-- Start --

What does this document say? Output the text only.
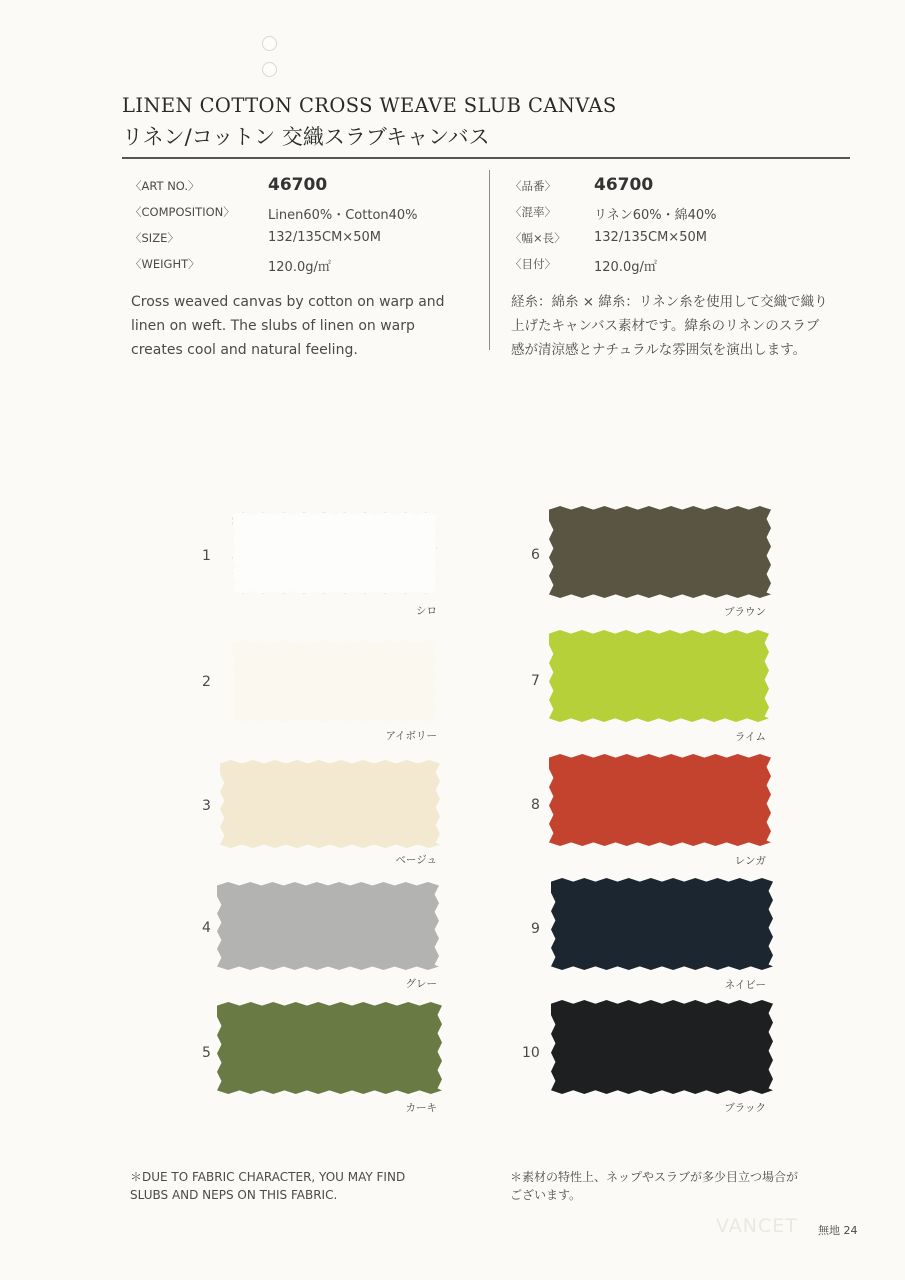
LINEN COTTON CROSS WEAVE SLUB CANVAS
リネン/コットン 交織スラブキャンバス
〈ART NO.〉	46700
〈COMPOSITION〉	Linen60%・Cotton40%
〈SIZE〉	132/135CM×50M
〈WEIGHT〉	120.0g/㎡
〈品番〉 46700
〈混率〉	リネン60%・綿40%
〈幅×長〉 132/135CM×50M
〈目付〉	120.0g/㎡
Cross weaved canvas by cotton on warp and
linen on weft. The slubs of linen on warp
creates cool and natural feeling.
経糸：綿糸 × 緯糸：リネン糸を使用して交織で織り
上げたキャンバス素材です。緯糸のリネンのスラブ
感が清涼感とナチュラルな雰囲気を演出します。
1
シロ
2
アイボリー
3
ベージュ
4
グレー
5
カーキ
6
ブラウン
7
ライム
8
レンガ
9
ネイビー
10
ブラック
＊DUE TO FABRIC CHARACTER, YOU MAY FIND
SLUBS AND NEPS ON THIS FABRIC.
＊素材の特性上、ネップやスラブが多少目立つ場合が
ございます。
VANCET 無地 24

-- End --

EXERCISE AIM: Pull every line containing the word "FABRIC" out of the entries above.

WRITTEN RESPONSE:
＊DUE TO FABRIC CHARACTER, YOU MAY FIND
SLUBS AND NEPS ON THIS FABRIC.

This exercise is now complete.